>>>
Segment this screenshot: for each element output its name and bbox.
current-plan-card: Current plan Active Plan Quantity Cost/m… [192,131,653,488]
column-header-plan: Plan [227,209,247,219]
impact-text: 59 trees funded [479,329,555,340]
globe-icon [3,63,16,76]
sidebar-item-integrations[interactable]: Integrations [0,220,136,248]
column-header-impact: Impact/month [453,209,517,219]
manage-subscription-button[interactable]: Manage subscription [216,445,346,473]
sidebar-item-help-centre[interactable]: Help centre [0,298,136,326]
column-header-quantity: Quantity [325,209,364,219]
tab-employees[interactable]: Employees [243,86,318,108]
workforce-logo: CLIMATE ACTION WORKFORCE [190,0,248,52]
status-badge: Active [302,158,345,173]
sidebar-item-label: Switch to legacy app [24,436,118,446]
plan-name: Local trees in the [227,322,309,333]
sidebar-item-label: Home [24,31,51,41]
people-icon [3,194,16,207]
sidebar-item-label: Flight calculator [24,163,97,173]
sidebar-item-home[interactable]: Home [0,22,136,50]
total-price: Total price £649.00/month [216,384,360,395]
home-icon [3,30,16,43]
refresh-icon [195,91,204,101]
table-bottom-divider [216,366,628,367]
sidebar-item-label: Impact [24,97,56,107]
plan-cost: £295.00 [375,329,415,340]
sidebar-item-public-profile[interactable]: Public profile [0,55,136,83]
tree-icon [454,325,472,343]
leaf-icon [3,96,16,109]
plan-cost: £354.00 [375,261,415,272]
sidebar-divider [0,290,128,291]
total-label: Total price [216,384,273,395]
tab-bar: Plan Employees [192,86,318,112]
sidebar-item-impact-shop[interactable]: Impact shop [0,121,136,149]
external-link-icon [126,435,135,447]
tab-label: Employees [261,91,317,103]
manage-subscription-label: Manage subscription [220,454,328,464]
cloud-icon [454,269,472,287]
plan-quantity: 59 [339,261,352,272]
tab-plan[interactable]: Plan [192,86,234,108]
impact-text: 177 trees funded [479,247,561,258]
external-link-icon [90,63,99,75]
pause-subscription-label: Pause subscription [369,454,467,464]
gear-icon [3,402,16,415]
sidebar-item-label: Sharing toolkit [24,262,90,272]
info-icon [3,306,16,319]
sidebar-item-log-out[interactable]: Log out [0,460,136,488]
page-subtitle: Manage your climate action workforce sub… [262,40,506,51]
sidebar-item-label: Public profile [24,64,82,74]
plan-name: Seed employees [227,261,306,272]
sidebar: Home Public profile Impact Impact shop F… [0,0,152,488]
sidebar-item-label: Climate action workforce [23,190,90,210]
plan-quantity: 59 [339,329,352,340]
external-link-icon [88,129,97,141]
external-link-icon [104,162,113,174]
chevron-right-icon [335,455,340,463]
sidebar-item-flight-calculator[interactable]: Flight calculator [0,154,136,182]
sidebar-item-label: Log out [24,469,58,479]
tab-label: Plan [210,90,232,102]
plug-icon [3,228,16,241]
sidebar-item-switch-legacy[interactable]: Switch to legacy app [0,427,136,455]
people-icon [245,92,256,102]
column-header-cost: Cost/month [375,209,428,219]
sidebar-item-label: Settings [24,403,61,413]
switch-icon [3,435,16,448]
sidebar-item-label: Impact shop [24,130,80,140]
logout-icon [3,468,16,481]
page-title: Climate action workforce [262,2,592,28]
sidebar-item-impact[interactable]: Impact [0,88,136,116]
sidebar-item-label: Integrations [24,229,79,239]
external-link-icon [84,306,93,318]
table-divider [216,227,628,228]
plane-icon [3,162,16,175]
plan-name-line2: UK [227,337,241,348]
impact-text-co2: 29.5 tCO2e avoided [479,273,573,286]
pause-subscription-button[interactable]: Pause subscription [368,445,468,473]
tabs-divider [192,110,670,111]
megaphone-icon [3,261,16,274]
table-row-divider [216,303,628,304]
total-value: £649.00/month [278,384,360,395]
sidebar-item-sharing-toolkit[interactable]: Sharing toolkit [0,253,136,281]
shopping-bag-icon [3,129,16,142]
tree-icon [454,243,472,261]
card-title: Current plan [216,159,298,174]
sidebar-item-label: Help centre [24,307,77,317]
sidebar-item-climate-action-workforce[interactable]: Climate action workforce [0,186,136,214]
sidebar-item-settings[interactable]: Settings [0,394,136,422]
<<<
ENUNCIADO DA TAREFA ▸
Copie todos os itens acima, linha por linha, sem mudar nada.

RESPOSTA DO EXERCÍCIO ▸
Segment this screenshot: for each element output its name and bbox.
current-plan-card: Current plan Active Plan Quantity Cost/m… [192,131,653,488]
column-header-plan: Plan [227,209,247,219]
impact-text: 59 trees funded [479,329,555,340]
globe-icon [3,63,16,76]
sidebar-item-integrations[interactable]: Integrations [0,220,136,248]
column-header-impact: Impact/month [453,209,517,219]
manage-subscription-button[interactable]: Manage subscription [216,445,346,473]
sidebar-item-help-centre[interactable]: Help centre [0,298,136,326]
column-header-quantity: Quantity [325,209,364,219]
tab-employees[interactable]: Employees [243,86,318,108]
workforce-logo: CLIMATE ACTION WORKFORCE [190,0,248,52]
status-badge: Active [302,158,345,173]
sidebar-item-label: Switch to legacy app [24,436,118,446]
plan-name: Local trees in the [227,322,309,333]
sidebar-item-label: Home [24,31,51,41]
people-icon [3,194,16,207]
sidebar-item-label: Flight calculator [24,163,97,173]
sidebar-item-home[interactable]: Home [0,22,136,50]
total-price: Total price £649.00/month [216,384,360,395]
home-icon [3,30,16,43]
refresh-icon [195,91,204,101]
table-bottom-divider [216,366,628,367]
sidebar-item-label: Impact [24,97,56,107]
plan-cost: £295.00 [375,329,415,340]
sidebar-item-public-profile[interactable]: Public profile [0,55,136,83]
tree-icon [454,325,472,343]
leaf-icon [3,96,16,109]
plan-cost: £354.00 [375,261,415,272]
sidebar-divider [0,290,128,291]
total-label: Total price [216,384,273,395]
tab-bar: Plan Employees [192,86,318,112]
sidebar-item-impact-shop[interactable]: Impact shop [0,121,136,149]
external-link-icon [126,435,135,447]
tab-label: Employees [261,91,317,103]
manage-subscription-label: Manage subscription [220,454,328,464]
cloud-icon [454,269,472,287]
plan-quantity: 59 [339,261,352,272]
tab-plan[interactable]: Plan [192,86,234,108]
impact-text: 177 trees funded [479,247,561,258]
external-link-icon [90,63,99,75]
pause-subscription-label: Pause subscription [369,454,467,464]
gear-icon [3,402,16,415]
sidebar-item-label: Sharing toolkit [24,262,90,272]
info-icon [3,306,16,319]
sidebar-item-log-out[interactable]: Log out [0,460,136,488]
page-subtitle: Manage your climate action workforce sub… [262,40,506,51]
sidebar-item-label: Public profile [24,64,82,74]
plan-name: Seed employees [227,261,306,272]
sidebar: Home Public profile Impact Impact shop F… [0,0,152,488]
sidebar-item-label: Climate action workforce [23,190,90,210]
plan-quantity: 59 [339,329,352,340]
external-link-icon [88,129,97,141]
external-link-icon [104,162,113,174]
chevron-right-icon [335,455,340,463]
sidebar-item-flight-calculator[interactable]: Flight calculator [0,154,136,182]
sidebar-item-label: Log out [24,469,58,479]
tab-label: Plan [210,90,232,102]
plug-icon [3,228,16,241]
sidebar-item-switch-legacy[interactable]: Switch to legacy app [0,427,136,455]
people-icon [245,92,256,102]
column-header-cost: Cost/month [375,209,428,219]
sidebar-item-label: Settings [24,403,61,413]
switch-icon [3,435,16,448]
sidebar-item-label: Impact shop [24,130,80,140]
logout-icon [3,468,16,481]
page-title: Climate action workforce [262,2,592,28]
sidebar-item-impact[interactable]: Impact [0,88,136,116]
sidebar-item-label: Integrations [24,229,79,239]
external-link-icon [84,306,93,318]
table-divider [216,227,628,228]
plane-icon [3,162,16,175]
plan-name-line2: UK [227,337,241,348]
impact-text-co2: 29.5 tCO2e avoided [479,273,573,286]
pause-subscription-button[interactable]: Pause subscription [368,445,468,473]
tabs-divider [192,110,670,111]
megaphone-icon [3,261,16,274]
table-row-divider [216,303,628,304]
total-value: £649.00/month [278,384,360,395]
sidebar-item-sharing-toolkit[interactable]: Sharing toolkit [0,253,136,281]
shopping-bag-icon [3,129,16,142]
tree-icon [454,243,472,261]
card-title: Current plan [216,159,298,174]
sidebar-item-label: Help centre [24,307,77,317]
sidebar-item-climate-action-workforce[interactable]: Climate action workforce [0,186,136,214]
sidebar-item-settings[interactable]: Settings [0,394,136,422]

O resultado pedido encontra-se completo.